Items from a figure collection:

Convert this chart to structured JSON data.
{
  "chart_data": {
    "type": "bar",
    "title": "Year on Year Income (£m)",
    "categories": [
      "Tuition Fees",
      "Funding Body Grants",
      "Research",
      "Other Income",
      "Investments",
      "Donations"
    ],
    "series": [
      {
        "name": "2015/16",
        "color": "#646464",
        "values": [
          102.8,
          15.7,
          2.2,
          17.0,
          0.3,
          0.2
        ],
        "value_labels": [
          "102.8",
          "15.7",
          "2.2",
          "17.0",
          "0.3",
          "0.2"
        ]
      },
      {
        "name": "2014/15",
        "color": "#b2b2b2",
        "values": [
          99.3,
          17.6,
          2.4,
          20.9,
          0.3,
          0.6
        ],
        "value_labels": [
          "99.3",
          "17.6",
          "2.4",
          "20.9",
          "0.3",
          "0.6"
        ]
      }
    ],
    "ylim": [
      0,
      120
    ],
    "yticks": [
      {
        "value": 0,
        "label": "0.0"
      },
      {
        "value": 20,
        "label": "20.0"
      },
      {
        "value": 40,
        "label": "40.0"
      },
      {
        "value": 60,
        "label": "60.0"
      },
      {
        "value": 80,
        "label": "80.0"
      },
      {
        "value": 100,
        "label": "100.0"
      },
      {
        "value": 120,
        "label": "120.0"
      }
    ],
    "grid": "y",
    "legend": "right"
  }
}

| Problem requirements |
Using the data above, return each line exactly as written.

| Expected answer |
Convert this chart to structured JSON data.
{
  "chart_data": {
    "type": "bar",
    "title": "Year on Year Income (£m)",
    "categories": [
      "Tuition Fees",
      "Funding Body Grants",
      "Research",
      "Other Income",
      "Investments",
      "Donations"
    ],
    "series": [
      {
        "name": "2015/16",
        "color": "#646464",
        "values": [
          102.8,
          15.7,
          2.2,
          17.0,
          0.3,
          0.2
        ],
        "value_labels": [
          "102.8",
          "15.7",
          "2.2",
          "17.0",
          "0.3",
          "0.2"
        ]
      },
      {
        "name": "2014/15",
        "color": "#b2b2b2",
        "values": [
          99.3,
          17.6,
          2.4,
          20.9,
          0.3,
          0.6
        ],
        "value_labels": [
          "99.3",
          "17.6",
          "2.4",
          "20.9",
          "0.3",
          "0.6"
        ]
      }
    ],
    "ylim": [
      0,
      120
    ],
    "yticks": [
      {
        "value": 0,
        "label": "0.0"
      },
      {
        "value": 20,
        "label": "20.0"
      },
      {
        "value": 40,
        "label": "40.0"
      },
      {
        "value": 60,
        "label": "60.0"
      },
      {
        "value": 80,
        "label": "80.0"
      },
      {
        "value": 100,
        "label": "100.0"
      },
      {
        "value": 120,
        "label": "120.0"
      }
    ],
    "grid": "y",
    "legend": "right"
  }
}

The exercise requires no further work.